# Exercise material start

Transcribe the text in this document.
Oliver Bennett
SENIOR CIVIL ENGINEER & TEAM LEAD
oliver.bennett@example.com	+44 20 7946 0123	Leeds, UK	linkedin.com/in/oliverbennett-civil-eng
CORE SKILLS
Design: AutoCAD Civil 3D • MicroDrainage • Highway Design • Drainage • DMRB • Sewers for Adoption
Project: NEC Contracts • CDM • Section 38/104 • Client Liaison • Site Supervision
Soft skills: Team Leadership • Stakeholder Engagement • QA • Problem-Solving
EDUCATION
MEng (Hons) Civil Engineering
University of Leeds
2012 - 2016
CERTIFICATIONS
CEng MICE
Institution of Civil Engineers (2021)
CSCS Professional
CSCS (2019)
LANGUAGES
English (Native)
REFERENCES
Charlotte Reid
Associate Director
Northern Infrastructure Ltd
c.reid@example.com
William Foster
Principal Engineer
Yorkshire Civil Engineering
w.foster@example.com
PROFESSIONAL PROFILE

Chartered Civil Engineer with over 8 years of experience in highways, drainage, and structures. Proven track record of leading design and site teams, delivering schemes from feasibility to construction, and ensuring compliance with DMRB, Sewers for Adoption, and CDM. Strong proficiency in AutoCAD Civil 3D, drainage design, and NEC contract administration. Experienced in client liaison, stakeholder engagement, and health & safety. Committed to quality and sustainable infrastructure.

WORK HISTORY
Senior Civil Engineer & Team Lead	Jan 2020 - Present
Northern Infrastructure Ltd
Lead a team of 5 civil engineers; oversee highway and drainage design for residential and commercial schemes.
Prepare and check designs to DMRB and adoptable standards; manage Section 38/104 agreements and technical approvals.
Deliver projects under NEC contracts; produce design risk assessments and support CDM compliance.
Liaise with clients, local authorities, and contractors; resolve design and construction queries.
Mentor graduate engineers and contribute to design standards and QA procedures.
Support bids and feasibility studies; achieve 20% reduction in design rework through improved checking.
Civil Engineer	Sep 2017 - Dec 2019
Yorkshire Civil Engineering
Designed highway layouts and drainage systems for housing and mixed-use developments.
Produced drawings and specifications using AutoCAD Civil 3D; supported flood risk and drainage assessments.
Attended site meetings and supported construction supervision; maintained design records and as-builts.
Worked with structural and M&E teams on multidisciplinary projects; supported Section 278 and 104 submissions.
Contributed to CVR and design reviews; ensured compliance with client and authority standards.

# Exercise material end

## Set problem
Reproduce every entry shown above, precisely as it stands.

## Task result
Transcribe the text in this document.
Oliver Bennett
SENIOR CIVIL ENGINEER & TEAM LEAD
oliver.bennett@example.com	+44 20 7946 0123	Leeds, UK	linkedin.com/in/oliverbennett-civil-eng
CORE SKILLS
Design: AutoCAD Civil 3D • MicroDrainage • Highway Design • Drainage • DMRB • Sewers for Adoption
Project: NEC Contracts • CDM • Section 38/104 • Client Liaison • Site Supervision
Soft skills: Team Leadership • Stakeholder Engagement • QA • Problem-Solving
EDUCATION
MEng (Hons) Civil Engineering
University of Leeds
2012 - 2016
CERTIFICATIONS
CEng MICE
Institution of Civil Engineers (2021)
CSCS Professional
CSCS (2019)
LANGUAGES
English (Native)
REFERENCES
Charlotte Reid
Associate Director
Northern Infrastructure Ltd
c.reid@example.com
William Foster
Principal Engineer
Yorkshire Civil Engineering
w.foster@example.com
PROFESSIONAL PROFILE

Chartered Civil Engineer with over 8 years of experience in highways, drainage, and structures. Proven track record of leading design and site teams, delivering schemes from feasibility to construction, and ensuring compliance with DMRB, Sewers for Adoption, and CDM. Strong proficiency in AutoCAD Civil 3D, drainage design, and NEC contract administration. Experienced in client liaison, stakeholder engagement, and health & safety. Committed to quality and sustainable infrastructure.

WORK HISTORY
Senior Civil Engineer & Team Lead	Jan 2020 - Present
Northern Infrastructure Ltd
Lead a team of 5 civil engineers; oversee highway and drainage design for residential and commercial schemes.
Prepare and check designs to DMRB and adoptable standards; manage Section 38/104 agreements and technical approvals.
Deliver projects under NEC contracts; produce design risk assessments and support CDM compliance.
Liaise with clients, local authorities, and contractors; resolve design and construction queries.
Mentor graduate engineers and contribute to design standards and QA procedures.
Support bids and feasibility studies; achieve 20% reduction in design rework through improved checking.
Civil Engineer	Sep 2017 - Dec 2019
Yorkshire Civil Engineering
Designed highway layouts and drainage systems for housing and mixed-use developments.
Produced drawings and specifications using AutoCAD Civil 3D; supported flood risk and drainage assessments.
Attended site meetings and supported construction supervision; maintained design records and as-builts.
Worked with structural and M&E teams on multidisciplinary projects; supported Section 278 and 104 submissions.
Contributed to CVR and design reviews; ensured compliance with client and authority standards.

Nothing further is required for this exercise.